--- Dataset entries ---
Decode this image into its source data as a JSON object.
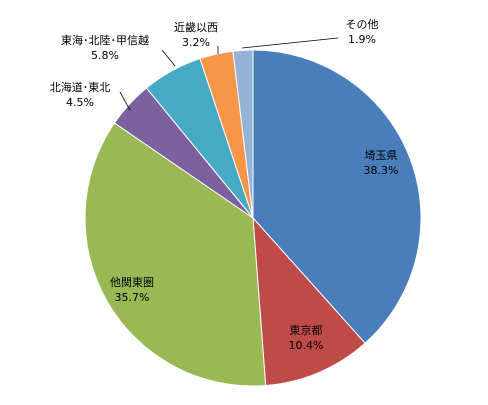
{
  "chart_data": {
    "type": "pie",
    "categories": [
      "埼玉県",
      "東京都",
      "他関東圏",
      "北海道･東北",
      "東海･北陸･甲信越",
      "近畿以西",
      "その他"
    ],
    "values": [
      38.3,
      10.4,
      35.7,
      4.5,
      5.8,
      3.2,
      1.9
    ],
    "value_labels": [
      "38.3%",
      "10.4%",
      "35.7%",
      "4.5%",
      "5.8%",
      "3.2%",
      "1.9%"
    ],
    "colors": [
      "#4a7ebb",
      "#be4b48",
      "#98b954",
      "#7d60a0",
      "#46aac5",
      "#f79646",
      "#95b3d7"
    ]
  }
}
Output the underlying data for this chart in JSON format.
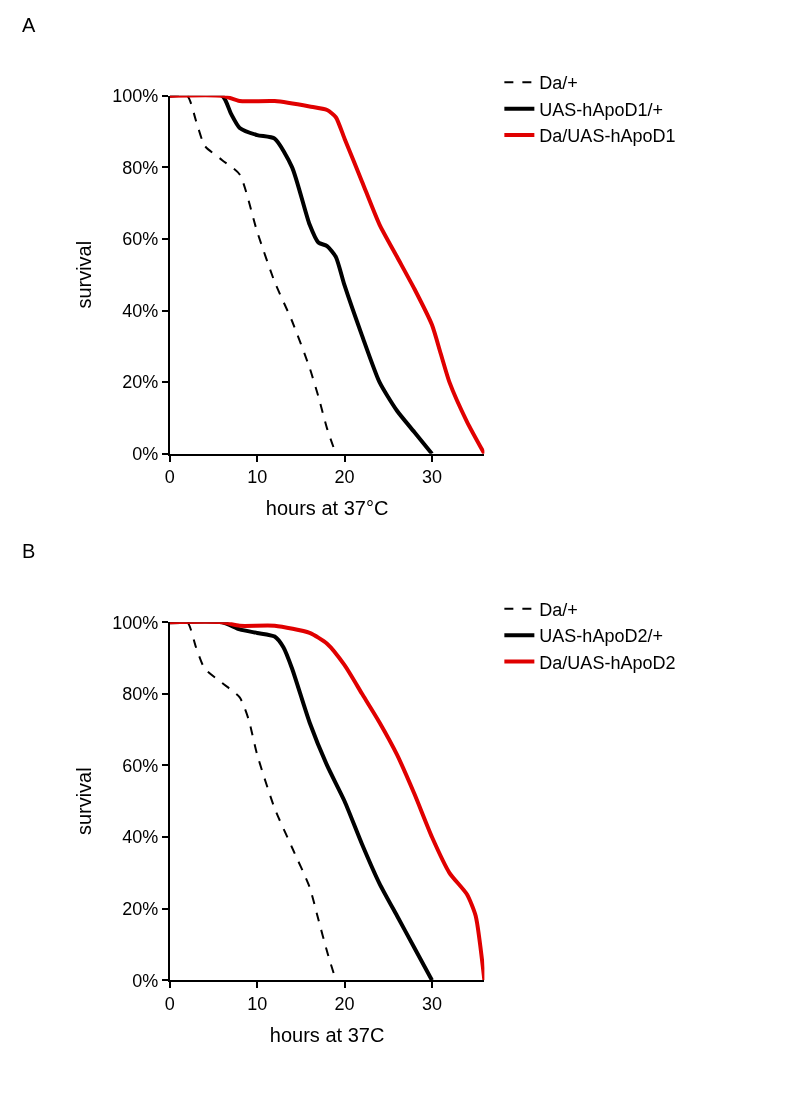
{
  "chart_data": [
    {
      "type": "line",
      "title": "A",
      "xlabel": "hours at 37°C",
      "ylabel": "survival",
      "xlim": [
        0,
        36
      ],
      "xticks": [
        0,
        10,
        20,
        30
      ],
      "ylim": [
        0,
        100
      ],
      "yticks": [
        {
          "value": 0,
          "label": "0%"
        },
        {
          "value": 20,
          "label": "20%"
        },
        {
          "value": 40,
          "label": "40%"
        },
        {
          "value": 60,
          "label": "60%"
        },
        {
          "value": 80,
          "label": "80%"
        },
        {
          "value": 100,
          "label": "100%"
        }
      ],
      "legend": "top right",
      "marker": "none",
      "series": [
        {
          "name": "Da/+",
          "color": "#000000",
          "line_style": "dashed",
          "x": [
            0,
            2,
            3,
            4,
            6,
            8,
            10,
            12,
            14,
            16,
            17,
            18,
            19
          ],
          "values": [
            100,
            100,
            93,
            86,
            82,
            78,
            62,
            48,
            37,
            24,
            16,
            7,
            0
          ]
        },
        {
          "name": "UAS-hApoD1/+",
          "color": "#000000",
          "line_style": "solid",
          "x": [
            0,
            6,
            7,
            8,
            10,
            12,
            14,
            16,
            17,
            18,
            19,
            20,
            22,
            24,
            26,
            28,
            30
          ],
          "values": [
            100,
            100,
            95,
            91,
            89,
            88,
            80,
            64,
            59,
            58,
            55,
            47,
            33,
            20,
            12,
            6,
            0
          ]
        },
        {
          "name": "Da/UAS-hApoD1",
          "color": "#e00000",
          "line_style": "solid",
          "x": [
            0,
            6,
            8,
            12,
            16,
            18,
            19,
            20,
            22,
            24,
            26,
            28,
            30,
            31,
            32,
            34,
            36
          ],
          "values": [
            100,
            100,
            98.5,
            98.5,
            97,
            96,
            94,
            88,
            76,
            64,
            55,
            46,
            36,
            28,
            20,
            9,
            0
          ]
        }
      ]
    },
    {
      "type": "line",
      "title": "B",
      "xlabel": "hours at 37C",
      "ylabel": "survival",
      "xlim": [
        0,
        36
      ],
      "xticks": [
        0,
        10,
        20,
        30
      ],
      "ylim": [
        0,
        100
      ],
      "yticks": [
        {
          "value": 0,
          "label": "0%"
        },
        {
          "value": 20,
          "label": "20%"
        },
        {
          "value": 40,
          "label": "40%"
        },
        {
          "value": 60,
          "label": "60%"
        },
        {
          "value": 80,
          "label": "80%"
        },
        {
          "value": 100,
          "label": "100%"
        }
      ],
      "legend": "top right",
      "marker": "none",
      "series": [
        {
          "name": "Da/+",
          "color": "#000000",
          "line_style": "dashed",
          "x": [
            0,
            2,
            3,
            4,
            6,
            8,
            9,
            10,
            12,
            14,
            16,
            17,
            18,
            19
          ],
          "values": [
            100,
            100,
            93,
            87,
            83,
            79,
            73,
            63,
            48,
            37,
            26,
            17,
            8,
            0
          ]
        },
        {
          "name": "UAS-hApoD2/+",
          "color": "#000000",
          "line_style": "solid",
          "x": [
            0,
            6,
            8,
            10,
            12,
            13,
            14,
            16,
            18,
            20,
            22,
            24,
            26,
            28,
            30
          ],
          "values": [
            100,
            100,
            98,
            97,
            96,
            93,
            87,
            72,
            60,
            50,
            38,
            27,
            18,
            9,
            0
          ]
        },
        {
          "name": "Da/UAS-hApoD2",
          "color": "#e00000",
          "line_style": "solid",
          "x": [
            0,
            6,
            8,
            12,
            16,
            18,
            20,
            22,
            24,
            26,
            28,
            30,
            32,
            34,
            35,
            36
          ],
          "values": [
            100,
            100,
            99,
            99,
            97,
            94,
            88,
            80,
            72,
            63,
            52,
            40,
            30,
            24,
            18,
            0
          ]
        }
      ]
    }
  ]
}
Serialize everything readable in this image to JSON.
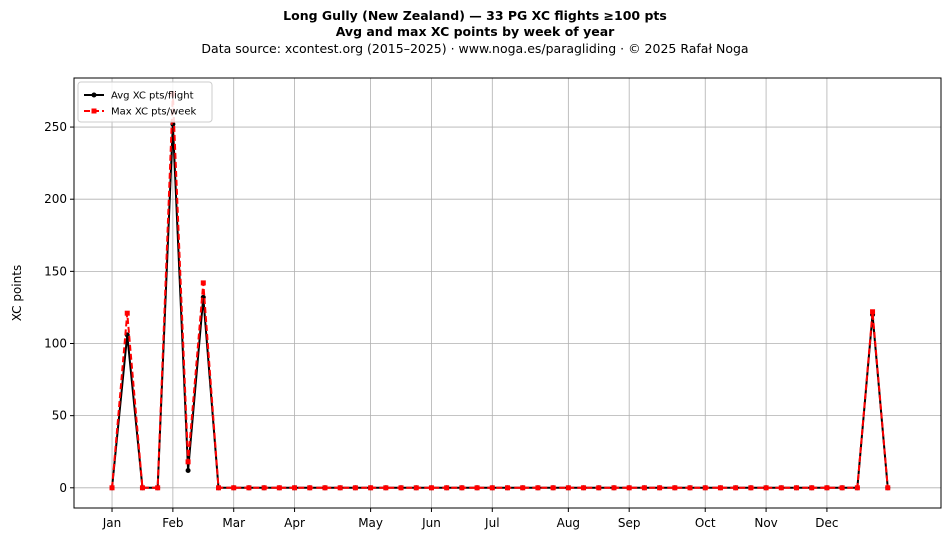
---
Problem to solve » In your copy of the listing above, reproduce each line exactly and omit all pictures.

Finished exercise »
Decode this image into its source data as a JSON object.
{
  "chart_data": {
    "type": "pie",
    "categories": [
      "埼玉県",
      "東京都",
      "他関東圏",
      "北海道･東北",
      "東海･北陸･甲信越",
      "近畿以西",
      "その他"
    ],
    "values": [
      38.3,
      10.4,
      35.7,
      4.5,
      5.8,
      3.2,
      1.9
    ],
    "value_labels": [
      "38.3%",
      "10.4%",
      "35.7%",
      "4.5%",
      "5.8%",
      "3.2%",
      "1.9%"
    ],
    "colors": [
      "#4a7ebb",
      "#be4b48",
      "#98b954",
      "#7d60a0",
      "#46aac5",
      "#f79646",
      "#95b3d7"
    ]
  }
}
Output the underlying data for this chart in JSON format.
{
  "chart_data": [
    {
      "type": "line",
      "title": "A",
      "xlabel": "hours at 37°C",
      "ylabel": "survival",
      "xlim": [
        0,
        36
      ],
      "xticks": [
        0,
        10,
        20,
        30
      ],
      "ylim": [
        0,
        100
      ],
      "yticks": [
        {
          "value": 0,
          "label": "0%"
        },
        {
          "value": 20,
          "label": "20%"
        },
        {
          "value": 40,
          "label": "40%"
        },
        {
          "value": 60,
          "label": "60%"
        },
        {
          "value": 80,
          "label": "80%"
        },
        {
          "value": 100,
          "label": "100%"
        }
      ],
      "legend": "top right",
      "marker": "none",
      "series": [
        {
          "name": "Da/+",
          "color": "#000000",
          "line_style": "dashed",
          "x": [
            0,
            2,
            3,
            4,
            6,
            8,
            10,
            12,
            14,
            16,
            17,
            18,
            19
          ],
          "values": [
            100,
            100,
            93,
            86,
            82,
            78,
            62,
            48,
            37,
            24,
            16,
            7,
            0
          ]
        },
        {
          "name": "UAS-hApoD1/+",
          "color": "#000000",
          "line_style": "solid",
          "x": [
            0,
            6,
            7,
            8,
            10,
            12,
            14,
            16,
            17,
            18,
            19,
            20,
            22,
            24,
            26,
            28,
            30
          ],
          "values": [
            100,
            100,
            95,
            91,
            89,
            88,
            80,
            64,
            59,
            58,
            55,
            47,
            33,
            20,
            12,
            6,
            0
          ]
        },
        {
          "name": "Da/UAS-hApoD1",
          "color": "#e00000",
          "line_style": "solid",
          "x": [
            0,
            6,
            8,
            12,
            16,
            18,
            19,
            20,
            22,
            24,
            26,
            28,
            30,
            31,
            32,
            34,
            36
          ],
          "values": [
            100,
            100,
            98.5,
            98.5,
            97,
            96,
            94,
            88,
            76,
            64,
            55,
            46,
            36,
            28,
            20,
            9,
            0
          ]
        }
      ]
    },
    {
      "type": "line",
      "title": "B",
      "xlabel": "hours at 37C",
      "ylabel": "survival",
      "xlim": [
        0,
        36
      ],
      "xticks": [
        0,
        10,
        20,
        30
      ],
      "ylim": [
        0,
        100
      ],
      "yticks": [
        {
          "value": 0,
          "label": "0%"
        },
        {
          "value": 20,
          "label": "20%"
        },
        {
          "value": 40,
          "label": "40%"
        },
        {
          "value": 60,
          "label": "60%"
        },
        {
          "value": 80,
          "label": "80%"
        },
        {
          "value": 100,
          "label": "100%"
        }
      ],
      "legend": "top right",
      "marker": "none",
      "series": [
        {
          "name": "Da/+",
          "color": "#000000",
          "line_style": "dashed",
          "x": [
            0,
            2,
            3,
            4,
            6,
            8,
            9,
            10,
            12,
            14,
            16,
            17,
            18,
            19
          ],
          "values": [
            100,
            100,
            93,
            87,
            83,
            79,
            73,
            63,
            48,
            37,
            26,
            17,
            8,
            0
          ]
        },
        {
          "name": "UAS-hApoD2/+",
          "color": "#000000",
          "line_style": "solid",
          "x": [
            0,
            6,
            8,
            10,
            12,
            13,
            14,
            16,
            18,
            20,
            22,
            24,
            26,
            28,
            30
          ],
          "values": [
            100,
            100,
            98,
            97,
            96,
            93,
            87,
            72,
            60,
            50,
            38,
            27,
            18,
            9,
            0
          ]
        },
        {
          "name": "Da/UAS-hApoD2",
          "color": "#e00000",
          "line_style": "solid",
          "x": [
            0,
            6,
            8,
            12,
            16,
            18,
            20,
            22,
            24,
            26,
            28,
            30,
            32,
            34,
            35,
            36
          ],
          "values": [
            100,
            100,
            99,
            99,
            97,
            94,
            88,
            80,
            72,
            63,
            52,
            40,
            30,
            24,
            18,
            0
          ]
        }
      ]
    }
  ]
}
Serialize everything readable in this image to JSON.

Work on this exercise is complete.